GOAL
Extract the line that contains "Enumerate this screenshot's" and every line after it to the end of the records below, exactly as written and nothing else.

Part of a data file

▼▼▼

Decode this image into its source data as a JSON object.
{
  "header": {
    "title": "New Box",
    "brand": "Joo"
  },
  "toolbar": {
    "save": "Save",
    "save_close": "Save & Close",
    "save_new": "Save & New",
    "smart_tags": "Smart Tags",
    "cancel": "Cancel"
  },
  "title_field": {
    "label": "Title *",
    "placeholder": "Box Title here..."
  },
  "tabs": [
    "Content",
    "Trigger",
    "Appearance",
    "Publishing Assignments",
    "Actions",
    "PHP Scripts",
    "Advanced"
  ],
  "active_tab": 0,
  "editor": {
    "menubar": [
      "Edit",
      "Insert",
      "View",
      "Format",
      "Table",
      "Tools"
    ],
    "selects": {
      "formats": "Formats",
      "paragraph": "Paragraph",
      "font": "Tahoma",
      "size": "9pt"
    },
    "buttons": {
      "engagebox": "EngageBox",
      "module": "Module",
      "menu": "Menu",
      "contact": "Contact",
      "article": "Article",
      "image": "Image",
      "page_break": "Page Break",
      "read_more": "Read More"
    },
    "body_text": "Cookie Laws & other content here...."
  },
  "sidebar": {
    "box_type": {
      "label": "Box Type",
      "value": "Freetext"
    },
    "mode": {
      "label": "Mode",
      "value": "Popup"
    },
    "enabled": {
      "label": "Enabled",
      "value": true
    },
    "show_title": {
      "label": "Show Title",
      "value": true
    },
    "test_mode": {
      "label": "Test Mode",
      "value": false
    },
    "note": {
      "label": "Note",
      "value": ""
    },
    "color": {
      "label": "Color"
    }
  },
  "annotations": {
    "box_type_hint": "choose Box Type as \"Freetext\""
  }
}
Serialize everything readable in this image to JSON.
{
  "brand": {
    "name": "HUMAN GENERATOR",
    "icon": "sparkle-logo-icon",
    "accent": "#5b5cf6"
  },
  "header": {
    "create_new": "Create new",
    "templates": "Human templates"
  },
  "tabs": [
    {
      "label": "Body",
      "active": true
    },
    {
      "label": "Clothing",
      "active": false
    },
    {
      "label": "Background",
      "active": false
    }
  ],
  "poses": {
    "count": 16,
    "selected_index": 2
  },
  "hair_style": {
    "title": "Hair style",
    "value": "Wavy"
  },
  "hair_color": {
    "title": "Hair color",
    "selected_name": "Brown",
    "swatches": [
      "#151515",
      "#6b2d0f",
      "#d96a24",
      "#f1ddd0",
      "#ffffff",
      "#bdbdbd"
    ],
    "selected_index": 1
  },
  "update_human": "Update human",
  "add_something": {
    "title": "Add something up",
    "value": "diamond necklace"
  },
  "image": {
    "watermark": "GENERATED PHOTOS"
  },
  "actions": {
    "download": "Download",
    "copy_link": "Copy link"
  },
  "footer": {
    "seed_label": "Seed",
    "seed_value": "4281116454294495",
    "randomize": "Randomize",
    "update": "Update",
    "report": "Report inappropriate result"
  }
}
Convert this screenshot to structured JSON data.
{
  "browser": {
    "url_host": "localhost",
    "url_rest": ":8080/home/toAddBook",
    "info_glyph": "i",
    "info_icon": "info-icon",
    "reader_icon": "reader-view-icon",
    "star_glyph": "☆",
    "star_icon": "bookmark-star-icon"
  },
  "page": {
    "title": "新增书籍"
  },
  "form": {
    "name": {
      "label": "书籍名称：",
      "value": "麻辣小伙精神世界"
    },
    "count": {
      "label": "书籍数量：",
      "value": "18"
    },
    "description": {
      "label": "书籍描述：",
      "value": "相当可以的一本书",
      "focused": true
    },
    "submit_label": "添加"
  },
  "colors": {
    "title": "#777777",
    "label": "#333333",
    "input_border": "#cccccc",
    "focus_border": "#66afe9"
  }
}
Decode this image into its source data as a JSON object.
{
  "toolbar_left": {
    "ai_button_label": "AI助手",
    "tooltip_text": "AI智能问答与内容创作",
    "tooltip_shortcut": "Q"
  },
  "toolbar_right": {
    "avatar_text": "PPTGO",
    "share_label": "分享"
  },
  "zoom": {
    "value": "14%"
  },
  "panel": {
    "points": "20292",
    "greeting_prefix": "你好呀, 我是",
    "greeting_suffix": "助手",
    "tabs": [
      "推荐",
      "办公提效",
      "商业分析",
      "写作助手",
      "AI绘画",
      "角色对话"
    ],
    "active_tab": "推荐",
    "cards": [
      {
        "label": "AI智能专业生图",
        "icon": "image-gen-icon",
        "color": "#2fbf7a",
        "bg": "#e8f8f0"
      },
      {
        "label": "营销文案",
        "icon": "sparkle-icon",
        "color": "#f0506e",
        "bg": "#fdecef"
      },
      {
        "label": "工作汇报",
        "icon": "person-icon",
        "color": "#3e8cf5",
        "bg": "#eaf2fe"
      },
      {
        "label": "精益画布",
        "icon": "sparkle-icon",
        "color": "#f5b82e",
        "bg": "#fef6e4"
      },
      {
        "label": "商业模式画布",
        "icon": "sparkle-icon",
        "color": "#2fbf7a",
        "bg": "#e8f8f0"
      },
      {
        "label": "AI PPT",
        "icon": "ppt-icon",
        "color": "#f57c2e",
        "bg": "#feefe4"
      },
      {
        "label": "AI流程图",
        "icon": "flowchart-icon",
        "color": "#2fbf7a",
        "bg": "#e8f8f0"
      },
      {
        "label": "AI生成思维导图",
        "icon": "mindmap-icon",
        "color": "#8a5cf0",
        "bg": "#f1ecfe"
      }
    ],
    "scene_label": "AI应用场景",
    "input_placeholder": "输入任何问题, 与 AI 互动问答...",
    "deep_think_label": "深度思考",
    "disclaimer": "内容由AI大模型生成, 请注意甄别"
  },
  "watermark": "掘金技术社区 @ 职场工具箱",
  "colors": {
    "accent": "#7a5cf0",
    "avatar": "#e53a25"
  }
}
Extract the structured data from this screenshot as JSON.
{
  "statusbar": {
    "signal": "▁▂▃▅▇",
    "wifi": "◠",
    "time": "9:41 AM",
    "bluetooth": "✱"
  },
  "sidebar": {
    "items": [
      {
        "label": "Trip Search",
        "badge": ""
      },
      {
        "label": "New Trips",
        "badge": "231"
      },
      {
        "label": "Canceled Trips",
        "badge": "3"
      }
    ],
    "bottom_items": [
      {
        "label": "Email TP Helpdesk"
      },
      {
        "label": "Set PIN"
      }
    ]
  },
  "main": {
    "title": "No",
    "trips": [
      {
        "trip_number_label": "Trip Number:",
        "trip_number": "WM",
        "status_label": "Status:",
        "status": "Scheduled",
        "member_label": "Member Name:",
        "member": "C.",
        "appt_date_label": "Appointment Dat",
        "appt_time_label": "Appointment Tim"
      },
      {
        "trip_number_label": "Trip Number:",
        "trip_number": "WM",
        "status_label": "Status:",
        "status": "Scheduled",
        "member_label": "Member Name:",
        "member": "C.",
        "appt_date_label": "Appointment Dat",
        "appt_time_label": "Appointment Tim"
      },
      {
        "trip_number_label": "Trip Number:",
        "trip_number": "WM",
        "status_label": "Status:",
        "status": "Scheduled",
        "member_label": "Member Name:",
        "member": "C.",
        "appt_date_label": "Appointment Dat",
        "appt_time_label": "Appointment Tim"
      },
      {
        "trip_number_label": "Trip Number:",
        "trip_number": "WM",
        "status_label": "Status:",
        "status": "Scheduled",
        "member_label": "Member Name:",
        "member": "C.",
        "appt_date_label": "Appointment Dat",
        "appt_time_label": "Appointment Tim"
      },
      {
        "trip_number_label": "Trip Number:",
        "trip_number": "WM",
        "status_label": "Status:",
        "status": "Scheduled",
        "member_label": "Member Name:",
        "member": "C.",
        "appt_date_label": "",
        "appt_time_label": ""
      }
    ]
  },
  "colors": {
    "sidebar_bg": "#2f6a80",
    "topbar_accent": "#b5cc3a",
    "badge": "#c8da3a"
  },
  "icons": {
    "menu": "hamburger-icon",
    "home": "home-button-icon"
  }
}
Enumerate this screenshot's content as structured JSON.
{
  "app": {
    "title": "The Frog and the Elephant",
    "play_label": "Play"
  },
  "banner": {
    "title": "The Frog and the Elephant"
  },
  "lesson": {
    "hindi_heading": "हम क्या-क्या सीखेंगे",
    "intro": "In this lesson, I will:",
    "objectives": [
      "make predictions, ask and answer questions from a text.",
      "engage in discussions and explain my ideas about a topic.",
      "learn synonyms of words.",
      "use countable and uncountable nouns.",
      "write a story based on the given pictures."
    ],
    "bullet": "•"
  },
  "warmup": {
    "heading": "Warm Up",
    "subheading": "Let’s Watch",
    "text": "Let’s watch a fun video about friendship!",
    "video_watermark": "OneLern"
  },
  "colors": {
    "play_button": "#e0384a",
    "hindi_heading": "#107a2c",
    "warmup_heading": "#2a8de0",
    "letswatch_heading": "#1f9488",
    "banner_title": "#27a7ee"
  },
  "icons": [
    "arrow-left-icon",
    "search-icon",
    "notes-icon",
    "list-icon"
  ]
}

▲▲▲

EXPECTED OUTPUT
Enumerate this screenshot's content as structured JSON.
{
  "app": {
    "title": "The Frog and the Elephant",
    "play_label": "Play"
  },
  "banner": {
    "title": "The Frog and the Elephant"
  },
  "lesson": {
    "hindi_heading": "हम क्या-क्या सीखेंगे",
    "intro": "In this lesson, I will:",
    "objectives": [
      "make predictions, ask and answer questions from a text.",
      "engage in discussions and explain my ideas about a topic.",
      "learn synonyms of words.",
      "use countable and uncountable nouns.",
      "write a story based on the given pictures."
    ],
    "bullet": "•"
  },
  "warmup": {
    "heading": "Warm Up",
    "subheading": "Let’s Watch",
    "text": "Let’s watch a fun video about friendship!",
    "video_watermark": "OneLern"
  },
  "colors": {
    "play_button": "#e0384a",
    "hindi_heading": "#107a2c",
    "warmup_heading": "#2a8de0",
    "letswatch_heading": "#1f9488",
    "banner_title": "#27a7ee"
  },
  "icons": [
    "arrow-left-icon",
    "search-icon",
    "notes-icon",
    "list-icon"
  ]
}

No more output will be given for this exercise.